▶ [INSTRUCTIONS FOR THE TASK] Rewrite the lines below, replacing "Precipitable water" with "Total column water" and leaving everything else unchanged.

▶ [DATASET]
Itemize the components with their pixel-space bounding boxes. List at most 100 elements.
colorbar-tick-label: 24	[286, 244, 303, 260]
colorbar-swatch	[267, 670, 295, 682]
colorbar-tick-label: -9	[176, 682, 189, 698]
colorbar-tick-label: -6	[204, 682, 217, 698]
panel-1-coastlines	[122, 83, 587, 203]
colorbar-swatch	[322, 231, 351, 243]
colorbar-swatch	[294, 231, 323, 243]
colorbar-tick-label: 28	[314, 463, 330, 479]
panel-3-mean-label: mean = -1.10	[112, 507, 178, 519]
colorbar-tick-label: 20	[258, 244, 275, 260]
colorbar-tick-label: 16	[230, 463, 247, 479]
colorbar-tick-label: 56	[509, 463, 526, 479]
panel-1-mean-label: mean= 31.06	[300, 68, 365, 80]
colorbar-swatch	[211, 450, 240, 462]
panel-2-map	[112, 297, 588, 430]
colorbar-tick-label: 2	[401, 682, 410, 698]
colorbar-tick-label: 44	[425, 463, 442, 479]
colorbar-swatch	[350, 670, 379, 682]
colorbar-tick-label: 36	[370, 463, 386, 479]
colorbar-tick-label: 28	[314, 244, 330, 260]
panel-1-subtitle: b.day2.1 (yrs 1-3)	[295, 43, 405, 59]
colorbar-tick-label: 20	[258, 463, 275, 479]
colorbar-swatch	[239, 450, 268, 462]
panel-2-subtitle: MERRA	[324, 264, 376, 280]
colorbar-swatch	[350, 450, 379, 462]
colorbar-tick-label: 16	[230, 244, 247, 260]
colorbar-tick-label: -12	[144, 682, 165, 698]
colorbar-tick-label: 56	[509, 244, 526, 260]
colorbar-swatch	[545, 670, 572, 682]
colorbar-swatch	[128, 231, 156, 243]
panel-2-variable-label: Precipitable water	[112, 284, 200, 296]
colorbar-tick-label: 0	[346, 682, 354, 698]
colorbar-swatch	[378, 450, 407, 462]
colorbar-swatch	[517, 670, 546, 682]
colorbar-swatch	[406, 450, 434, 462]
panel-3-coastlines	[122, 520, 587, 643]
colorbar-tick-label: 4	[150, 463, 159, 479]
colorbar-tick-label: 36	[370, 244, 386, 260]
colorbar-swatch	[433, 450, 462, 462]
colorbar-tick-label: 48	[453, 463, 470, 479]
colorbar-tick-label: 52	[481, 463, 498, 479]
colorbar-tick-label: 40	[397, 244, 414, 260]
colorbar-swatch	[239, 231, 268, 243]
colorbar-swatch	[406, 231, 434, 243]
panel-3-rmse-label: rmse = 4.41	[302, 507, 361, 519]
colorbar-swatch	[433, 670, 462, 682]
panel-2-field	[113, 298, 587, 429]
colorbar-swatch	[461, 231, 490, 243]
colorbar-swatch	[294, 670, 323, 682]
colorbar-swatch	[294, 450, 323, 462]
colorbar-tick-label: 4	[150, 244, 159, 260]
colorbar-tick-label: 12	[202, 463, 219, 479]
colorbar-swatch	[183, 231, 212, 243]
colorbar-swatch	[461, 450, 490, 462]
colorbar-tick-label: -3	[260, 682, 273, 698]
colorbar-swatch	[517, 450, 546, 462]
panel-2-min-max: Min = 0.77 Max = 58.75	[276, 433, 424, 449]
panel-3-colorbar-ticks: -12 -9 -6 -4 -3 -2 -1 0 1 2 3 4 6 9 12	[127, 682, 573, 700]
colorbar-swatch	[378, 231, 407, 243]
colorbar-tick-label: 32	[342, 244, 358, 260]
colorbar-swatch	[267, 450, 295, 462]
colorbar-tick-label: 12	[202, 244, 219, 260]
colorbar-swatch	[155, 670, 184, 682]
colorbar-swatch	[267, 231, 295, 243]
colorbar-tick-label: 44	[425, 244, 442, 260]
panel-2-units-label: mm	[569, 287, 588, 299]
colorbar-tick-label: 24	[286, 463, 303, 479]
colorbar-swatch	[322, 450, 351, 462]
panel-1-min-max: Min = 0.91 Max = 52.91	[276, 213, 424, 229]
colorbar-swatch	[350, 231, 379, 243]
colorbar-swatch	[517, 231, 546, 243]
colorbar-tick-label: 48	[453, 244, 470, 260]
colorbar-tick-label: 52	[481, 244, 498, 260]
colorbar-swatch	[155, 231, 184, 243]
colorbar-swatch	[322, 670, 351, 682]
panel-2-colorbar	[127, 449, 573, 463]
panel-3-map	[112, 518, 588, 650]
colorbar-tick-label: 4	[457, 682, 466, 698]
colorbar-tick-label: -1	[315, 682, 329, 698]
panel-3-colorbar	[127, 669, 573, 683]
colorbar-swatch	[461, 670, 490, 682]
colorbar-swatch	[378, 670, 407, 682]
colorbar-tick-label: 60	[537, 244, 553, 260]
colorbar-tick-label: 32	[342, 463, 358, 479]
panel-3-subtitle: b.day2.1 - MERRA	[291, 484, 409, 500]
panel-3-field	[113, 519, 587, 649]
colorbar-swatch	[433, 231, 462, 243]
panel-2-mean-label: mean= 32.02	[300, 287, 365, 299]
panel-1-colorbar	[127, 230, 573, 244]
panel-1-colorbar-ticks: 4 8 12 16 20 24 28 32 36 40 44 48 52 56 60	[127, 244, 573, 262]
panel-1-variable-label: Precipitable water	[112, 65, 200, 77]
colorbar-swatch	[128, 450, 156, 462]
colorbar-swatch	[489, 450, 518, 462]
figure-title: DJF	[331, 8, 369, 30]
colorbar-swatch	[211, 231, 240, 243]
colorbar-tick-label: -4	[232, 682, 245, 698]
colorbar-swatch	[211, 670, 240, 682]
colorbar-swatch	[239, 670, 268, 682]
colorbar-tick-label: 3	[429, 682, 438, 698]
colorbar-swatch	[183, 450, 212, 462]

▶ [THE ANSWER]
Itemize the components with their pixel-space bounding boxes. List at most 100 elements.
colorbar-tick-label: 24	[286, 244, 303, 260]
colorbar-swatch	[267, 670, 295, 682]
colorbar-tick-label: -9	[176, 682, 189, 698]
colorbar-tick-label: -6	[204, 682, 217, 698]
panel-1-coastlines	[122, 83, 587, 203]
colorbar-swatch	[322, 231, 351, 243]
colorbar-swatch	[294, 231, 323, 243]
colorbar-tick-label: 28	[314, 463, 330, 479]
panel-3-mean-label: mean = -1.10	[112, 507, 178, 519]
colorbar-tick-label: 20	[258, 244, 275, 260]
colorbar-tick-label: 16	[230, 463, 247, 479]
colorbar-tick-label: 56	[509, 463, 526, 479]
panel-1-mean-label: mean= 31.06	[300, 68, 365, 80]
colorbar-swatch	[211, 450, 240, 462]
panel-2-map	[112, 297, 588, 430]
colorbar-tick-label: 2	[401, 682, 410, 698]
colorbar-tick-label: 44	[425, 463, 442, 479]
colorbar-swatch	[350, 670, 379, 682]
colorbar-tick-label: 36	[370, 463, 386, 479]
colorbar-tick-label: 28	[314, 244, 330, 260]
panel-1-subtitle: b.day2.1 (yrs 1-3)	[295, 43, 405, 59]
colorbar-tick-label: 20	[258, 463, 275, 479]
colorbar-swatch	[239, 450, 268, 462]
panel-2-subtitle: MERRA	[324, 264, 376, 280]
colorbar-swatch	[350, 450, 379, 462]
colorbar-tick-label: 16	[230, 244, 247, 260]
colorbar-tick-label: -12	[144, 682, 165, 698]
colorbar-tick-label: 56	[509, 244, 526, 260]
colorbar-swatch	[545, 670, 572, 682]
colorbar-swatch	[128, 231, 156, 243]
panel-2-variable-label: Total column water	[112, 284, 200, 296]
colorbar-tick-label: 0	[346, 682, 354, 698]
colorbar-swatch	[378, 450, 407, 462]
colorbar-swatch	[517, 670, 546, 682]
colorbar-swatch	[406, 450, 434, 462]
panel-3-coastlines	[122, 520, 587, 643]
colorbar-tick-label: 4	[150, 463, 159, 479]
colorbar-tick-label: 36	[370, 244, 386, 260]
colorbar-swatch	[433, 450, 462, 462]
colorbar-tick-label: 48	[453, 463, 470, 479]
colorbar-tick-label: 52	[481, 463, 498, 479]
colorbar-tick-label: 40	[397, 244, 414, 260]
colorbar-swatch	[239, 231, 268, 243]
colorbar-swatch	[406, 231, 434, 243]
panel-3-rmse-label: rmse = 4.41	[302, 507, 361, 519]
colorbar-swatch	[433, 670, 462, 682]
panel-2-field	[113, 298, 587, 429]
colorbar-swatch	[461, 231, 490, 243]
colorbar-swatch	[294, 670, 323, 682]
colorbar-swatch	[294, 450, 323, 462]
colorbar-tick-label: 4	[150, 244, 159, 260]
colorbar-tick-label: 12	[202, 463, 219, 479]
colorbar-swatch	[183, 231, 212, 243]
colorbar-swatch	[461, 450, 490, 462]
colorbar-tick-label: -3	[260, 682, 273, 698]
colorbar-swatch	[517, 450, 546, 462]
panel-2-min-max: Min = 0.77 Max = 58.75	[276, 433, 424, 449]
panel-3-colorbar-ticks: -12 -9 -6 -4 -3 -2 -1 0 1 2 3 4 6 9 12	[127, 682, 573, 700]
colorbar-swatch	[378, 231, 407, 243]
colorbar-tick-label: 32	[342, 244, 358, 260]
colorbar-swatch	[267, 450, 295, 462]
colorbar-tick-label: 12	[202, 244, 219, 260]
colorbar-swatch	[155, 670, 184, 682]
colorbar-swatch	[267, 231, 295, 243]
colorbar-tick-label: 44	[425, 244, 442, 260]
panel-2-units-label: mm	[569, 287, 588, 299]
colorbar-tick-label: 24	[286, 463, 303, 479]
colorbar-swatch	[322, 450, 351, 462]
panel-1-min-max: Min = 0.91 Max = 52.91	[276, 213, 424, 229]
colorbar-swatch	[350, 231, 379, 243]
colorbar-swatch	[517, 231, 546, 243]
colorbar-tick-label: 48	[453, 244, 470, 260]
colorbar-tick-label: 52	[481, 244, 498, 260]
colorbar-swatch	[155, 231, 184, 243]
colorbar-swatch	[322, 670, 351, 682]
panel-2-colorbar	[127, 449, 573, 463]
panel-3-map	[112, 518, 588, 650]
colorbar-tick-label: 4	[457, 682, 466, 698]
colorbar-tick-label: -1	[315, 682, 329, 698]
panel-3-colorbar	[127, 669, 573, 683]
colorbar-swatch	[461, 670, 490, 682]
colorbar-swatch	[378, 670, 407, 682]
colorbar-tick-label: 60	[537, 244, 553, 260]
colorbar-tick-label: 32	[342, 463, 358, 479]
panel-3-subtitle: b.day2.1 - MERRA	[291, 484, 409, 500]
panel-3-field	[113, 519, 587, 649]
colorbar-swatch	[433, 231, 462, 243]
panel-2-mean-label: mean= 32.02	[300, 287, 365, 299]
panel-1-colorbar	[127, 230, 573, 244]
panel-1-colorbar-ticks: 4 8 12 16 20 24 28 32 36 40 44 48 52 56 60	[127, 244, 573, 262]
panel-1-variable-label: Total column water	[112, 65, 200, 77]
colorbar-swatch	[128, 450, 156, 462]
colorbar-swatch	[489, 450, 518, 462]
figure-title: DJF	[331, 8, 369, 30]
colorbar-swatch	[211, 231, 240, 243]
colorbar-tick-label: -4	[232, 682, 245, 698]
colorbar-swatch	[211, 670, 240, 682]
colorbar-swatch	[239, 670, 268, 682]
colorbar-tick-label: 3	[429, 682, 438, 698]
colorbar-swatch	[183, 450, 212, 462]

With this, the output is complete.